YOUR GOAL — Copy out all the lines where "source" shows up.

ENTRIES —
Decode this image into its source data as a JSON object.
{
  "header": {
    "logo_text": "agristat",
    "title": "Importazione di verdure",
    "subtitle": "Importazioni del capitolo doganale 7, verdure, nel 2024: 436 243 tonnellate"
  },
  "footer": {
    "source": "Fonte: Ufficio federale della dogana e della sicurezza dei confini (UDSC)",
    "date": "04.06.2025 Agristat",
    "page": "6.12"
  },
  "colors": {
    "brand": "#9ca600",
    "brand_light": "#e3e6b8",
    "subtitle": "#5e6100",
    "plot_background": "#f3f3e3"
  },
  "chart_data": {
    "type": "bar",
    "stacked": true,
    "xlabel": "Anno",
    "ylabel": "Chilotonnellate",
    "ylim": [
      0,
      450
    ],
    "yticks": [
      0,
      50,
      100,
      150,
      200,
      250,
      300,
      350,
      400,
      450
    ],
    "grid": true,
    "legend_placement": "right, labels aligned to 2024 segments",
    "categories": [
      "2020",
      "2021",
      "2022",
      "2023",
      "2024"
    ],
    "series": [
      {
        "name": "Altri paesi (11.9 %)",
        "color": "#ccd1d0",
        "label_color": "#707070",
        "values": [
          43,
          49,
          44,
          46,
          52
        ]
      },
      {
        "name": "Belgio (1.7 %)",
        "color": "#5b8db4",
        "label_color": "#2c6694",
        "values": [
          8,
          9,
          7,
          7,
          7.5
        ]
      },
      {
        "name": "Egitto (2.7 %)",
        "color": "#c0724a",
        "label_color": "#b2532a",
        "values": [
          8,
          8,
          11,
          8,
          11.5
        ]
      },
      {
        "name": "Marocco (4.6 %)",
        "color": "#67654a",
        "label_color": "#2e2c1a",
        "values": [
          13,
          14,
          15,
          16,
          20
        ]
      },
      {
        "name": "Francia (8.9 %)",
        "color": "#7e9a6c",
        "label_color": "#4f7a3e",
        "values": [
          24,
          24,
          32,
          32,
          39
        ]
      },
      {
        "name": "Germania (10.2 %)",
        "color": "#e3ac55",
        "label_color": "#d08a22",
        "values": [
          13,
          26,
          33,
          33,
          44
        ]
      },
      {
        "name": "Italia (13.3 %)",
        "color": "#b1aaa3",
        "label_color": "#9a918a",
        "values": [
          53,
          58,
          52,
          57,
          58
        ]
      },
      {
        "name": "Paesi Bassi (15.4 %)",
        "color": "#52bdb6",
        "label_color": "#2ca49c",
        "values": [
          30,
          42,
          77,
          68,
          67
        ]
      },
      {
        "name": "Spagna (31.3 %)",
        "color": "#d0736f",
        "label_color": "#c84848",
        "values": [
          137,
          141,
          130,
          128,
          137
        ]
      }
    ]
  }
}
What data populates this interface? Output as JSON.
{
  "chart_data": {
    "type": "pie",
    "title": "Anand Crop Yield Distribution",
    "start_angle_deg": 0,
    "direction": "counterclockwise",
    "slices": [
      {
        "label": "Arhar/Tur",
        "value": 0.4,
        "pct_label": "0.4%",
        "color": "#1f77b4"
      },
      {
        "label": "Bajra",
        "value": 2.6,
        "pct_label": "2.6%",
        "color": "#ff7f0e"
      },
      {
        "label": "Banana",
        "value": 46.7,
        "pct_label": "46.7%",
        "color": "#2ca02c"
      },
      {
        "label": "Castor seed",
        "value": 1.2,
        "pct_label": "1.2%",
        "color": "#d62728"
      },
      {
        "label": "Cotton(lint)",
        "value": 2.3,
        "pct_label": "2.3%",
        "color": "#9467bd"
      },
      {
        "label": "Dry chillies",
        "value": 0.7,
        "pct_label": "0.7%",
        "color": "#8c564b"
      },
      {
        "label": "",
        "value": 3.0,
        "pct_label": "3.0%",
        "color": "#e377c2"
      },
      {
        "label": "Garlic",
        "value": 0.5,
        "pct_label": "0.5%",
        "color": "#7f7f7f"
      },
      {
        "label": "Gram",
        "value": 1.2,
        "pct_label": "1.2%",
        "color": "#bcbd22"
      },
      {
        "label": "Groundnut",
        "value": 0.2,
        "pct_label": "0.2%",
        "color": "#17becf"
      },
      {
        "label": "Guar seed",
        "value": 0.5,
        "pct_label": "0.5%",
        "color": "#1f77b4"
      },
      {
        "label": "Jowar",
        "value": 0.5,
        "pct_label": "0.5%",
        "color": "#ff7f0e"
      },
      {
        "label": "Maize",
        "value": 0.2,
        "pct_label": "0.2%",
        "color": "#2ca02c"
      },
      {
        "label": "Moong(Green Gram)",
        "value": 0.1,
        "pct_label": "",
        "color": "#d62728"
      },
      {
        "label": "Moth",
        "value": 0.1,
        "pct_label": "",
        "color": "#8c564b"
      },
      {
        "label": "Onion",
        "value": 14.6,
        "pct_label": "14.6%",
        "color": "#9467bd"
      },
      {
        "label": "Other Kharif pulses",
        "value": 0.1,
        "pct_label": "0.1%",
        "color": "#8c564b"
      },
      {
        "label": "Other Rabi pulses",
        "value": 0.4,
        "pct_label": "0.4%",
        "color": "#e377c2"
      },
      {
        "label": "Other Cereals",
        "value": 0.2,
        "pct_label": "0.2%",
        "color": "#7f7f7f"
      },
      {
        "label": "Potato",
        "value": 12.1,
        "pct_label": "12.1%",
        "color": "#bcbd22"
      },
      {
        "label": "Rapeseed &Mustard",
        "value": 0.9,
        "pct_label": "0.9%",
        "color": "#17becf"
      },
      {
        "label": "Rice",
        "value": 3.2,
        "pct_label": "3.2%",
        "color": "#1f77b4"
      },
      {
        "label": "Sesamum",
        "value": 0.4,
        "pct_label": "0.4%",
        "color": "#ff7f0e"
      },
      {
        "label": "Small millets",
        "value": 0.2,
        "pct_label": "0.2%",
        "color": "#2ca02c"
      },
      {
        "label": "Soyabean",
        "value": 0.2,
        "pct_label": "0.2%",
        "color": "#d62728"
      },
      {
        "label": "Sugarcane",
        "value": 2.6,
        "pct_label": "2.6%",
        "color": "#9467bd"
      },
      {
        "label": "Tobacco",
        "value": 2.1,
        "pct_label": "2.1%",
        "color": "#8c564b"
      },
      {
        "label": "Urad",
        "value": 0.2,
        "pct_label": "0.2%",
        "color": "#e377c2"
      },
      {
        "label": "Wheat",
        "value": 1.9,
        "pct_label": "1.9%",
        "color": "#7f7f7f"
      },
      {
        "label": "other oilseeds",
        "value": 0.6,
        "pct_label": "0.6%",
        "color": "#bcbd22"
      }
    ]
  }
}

EXPECTED ANSWER —
Decode this image into its source data as a JSON object.
    "source": "Fonte: Ufficio federale della dogana e della sicurezza dei confini (UDSC)",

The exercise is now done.